◆ Task requirements ◆
Search the listing below for the string "title" and show each line that contains it.

Collected data entries:
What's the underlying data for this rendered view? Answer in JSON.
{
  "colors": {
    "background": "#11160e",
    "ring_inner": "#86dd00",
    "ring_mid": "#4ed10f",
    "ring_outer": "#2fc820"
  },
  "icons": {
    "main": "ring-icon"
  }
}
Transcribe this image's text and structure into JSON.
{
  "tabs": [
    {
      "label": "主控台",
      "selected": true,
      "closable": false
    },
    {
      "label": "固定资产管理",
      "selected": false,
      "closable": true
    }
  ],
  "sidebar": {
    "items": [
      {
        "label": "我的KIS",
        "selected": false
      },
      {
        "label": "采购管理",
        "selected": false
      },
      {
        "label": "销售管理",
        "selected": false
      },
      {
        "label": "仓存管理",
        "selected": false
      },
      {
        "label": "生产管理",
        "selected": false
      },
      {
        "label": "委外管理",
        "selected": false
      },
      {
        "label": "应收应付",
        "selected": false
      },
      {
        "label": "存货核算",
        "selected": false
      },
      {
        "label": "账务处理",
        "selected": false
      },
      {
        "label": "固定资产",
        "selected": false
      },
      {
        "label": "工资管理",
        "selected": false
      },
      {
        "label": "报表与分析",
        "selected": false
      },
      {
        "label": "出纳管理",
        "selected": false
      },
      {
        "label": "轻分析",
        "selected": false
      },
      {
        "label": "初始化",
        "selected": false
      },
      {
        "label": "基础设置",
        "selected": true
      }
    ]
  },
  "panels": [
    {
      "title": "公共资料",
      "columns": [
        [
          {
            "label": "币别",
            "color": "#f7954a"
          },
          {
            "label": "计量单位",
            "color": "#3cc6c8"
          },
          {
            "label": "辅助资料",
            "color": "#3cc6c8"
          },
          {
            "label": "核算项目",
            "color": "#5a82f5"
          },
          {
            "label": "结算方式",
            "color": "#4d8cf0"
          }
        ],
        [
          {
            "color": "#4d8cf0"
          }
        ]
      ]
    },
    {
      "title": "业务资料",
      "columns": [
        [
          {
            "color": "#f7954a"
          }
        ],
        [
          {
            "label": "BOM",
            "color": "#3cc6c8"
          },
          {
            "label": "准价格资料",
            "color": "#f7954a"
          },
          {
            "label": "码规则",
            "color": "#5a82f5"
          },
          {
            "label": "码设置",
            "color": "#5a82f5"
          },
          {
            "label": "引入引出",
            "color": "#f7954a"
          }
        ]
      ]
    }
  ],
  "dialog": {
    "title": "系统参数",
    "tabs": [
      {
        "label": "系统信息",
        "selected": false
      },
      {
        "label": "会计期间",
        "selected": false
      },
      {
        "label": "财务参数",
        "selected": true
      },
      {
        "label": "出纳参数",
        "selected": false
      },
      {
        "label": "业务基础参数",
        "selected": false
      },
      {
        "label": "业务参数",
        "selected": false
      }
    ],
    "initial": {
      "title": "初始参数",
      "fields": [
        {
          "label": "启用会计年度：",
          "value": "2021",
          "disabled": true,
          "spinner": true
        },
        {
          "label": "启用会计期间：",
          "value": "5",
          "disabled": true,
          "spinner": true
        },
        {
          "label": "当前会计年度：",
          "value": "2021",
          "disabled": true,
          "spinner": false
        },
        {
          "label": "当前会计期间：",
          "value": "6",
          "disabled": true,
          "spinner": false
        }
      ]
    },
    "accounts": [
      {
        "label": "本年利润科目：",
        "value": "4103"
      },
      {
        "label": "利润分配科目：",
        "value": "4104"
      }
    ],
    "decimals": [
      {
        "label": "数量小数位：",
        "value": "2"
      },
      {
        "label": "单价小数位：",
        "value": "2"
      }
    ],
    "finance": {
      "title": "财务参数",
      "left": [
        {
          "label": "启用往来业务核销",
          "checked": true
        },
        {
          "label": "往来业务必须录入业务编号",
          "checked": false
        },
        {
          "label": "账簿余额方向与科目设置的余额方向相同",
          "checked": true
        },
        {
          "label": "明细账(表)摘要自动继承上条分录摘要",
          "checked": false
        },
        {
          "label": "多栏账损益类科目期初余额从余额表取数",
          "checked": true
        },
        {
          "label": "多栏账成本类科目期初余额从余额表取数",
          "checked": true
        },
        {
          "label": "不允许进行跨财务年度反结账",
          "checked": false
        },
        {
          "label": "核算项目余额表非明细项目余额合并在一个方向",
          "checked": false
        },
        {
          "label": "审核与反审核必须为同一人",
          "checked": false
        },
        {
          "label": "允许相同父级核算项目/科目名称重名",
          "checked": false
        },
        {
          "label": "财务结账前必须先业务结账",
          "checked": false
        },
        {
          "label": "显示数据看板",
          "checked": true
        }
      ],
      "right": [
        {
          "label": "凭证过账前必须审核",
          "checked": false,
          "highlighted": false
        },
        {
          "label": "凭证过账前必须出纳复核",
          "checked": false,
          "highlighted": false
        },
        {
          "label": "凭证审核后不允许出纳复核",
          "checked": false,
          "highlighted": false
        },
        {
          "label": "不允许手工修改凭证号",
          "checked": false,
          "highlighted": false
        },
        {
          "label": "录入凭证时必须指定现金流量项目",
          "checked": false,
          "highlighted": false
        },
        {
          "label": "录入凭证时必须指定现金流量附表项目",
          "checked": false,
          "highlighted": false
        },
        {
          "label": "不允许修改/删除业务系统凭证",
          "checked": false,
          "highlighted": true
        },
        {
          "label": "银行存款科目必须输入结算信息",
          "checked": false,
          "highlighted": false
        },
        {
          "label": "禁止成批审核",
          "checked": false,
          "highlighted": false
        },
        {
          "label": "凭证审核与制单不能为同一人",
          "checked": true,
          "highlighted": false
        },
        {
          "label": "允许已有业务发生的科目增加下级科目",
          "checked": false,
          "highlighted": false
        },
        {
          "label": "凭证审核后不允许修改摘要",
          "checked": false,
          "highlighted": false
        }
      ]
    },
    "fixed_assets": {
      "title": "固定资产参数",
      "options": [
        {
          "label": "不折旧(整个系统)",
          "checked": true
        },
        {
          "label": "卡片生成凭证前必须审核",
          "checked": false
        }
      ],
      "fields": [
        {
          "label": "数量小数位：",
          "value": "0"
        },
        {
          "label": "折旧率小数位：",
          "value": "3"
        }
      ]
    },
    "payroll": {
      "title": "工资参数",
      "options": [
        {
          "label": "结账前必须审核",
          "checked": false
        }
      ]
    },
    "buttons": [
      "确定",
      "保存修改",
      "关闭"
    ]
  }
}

◆ Complete answer ◆
      "title": "公共资料",
      "title": "业务资料",
    "title": "系统参数",
      "title": "初始参数",
      "title": "财务参数",
      "title": "固定资产参数",
      "title": "工资参数",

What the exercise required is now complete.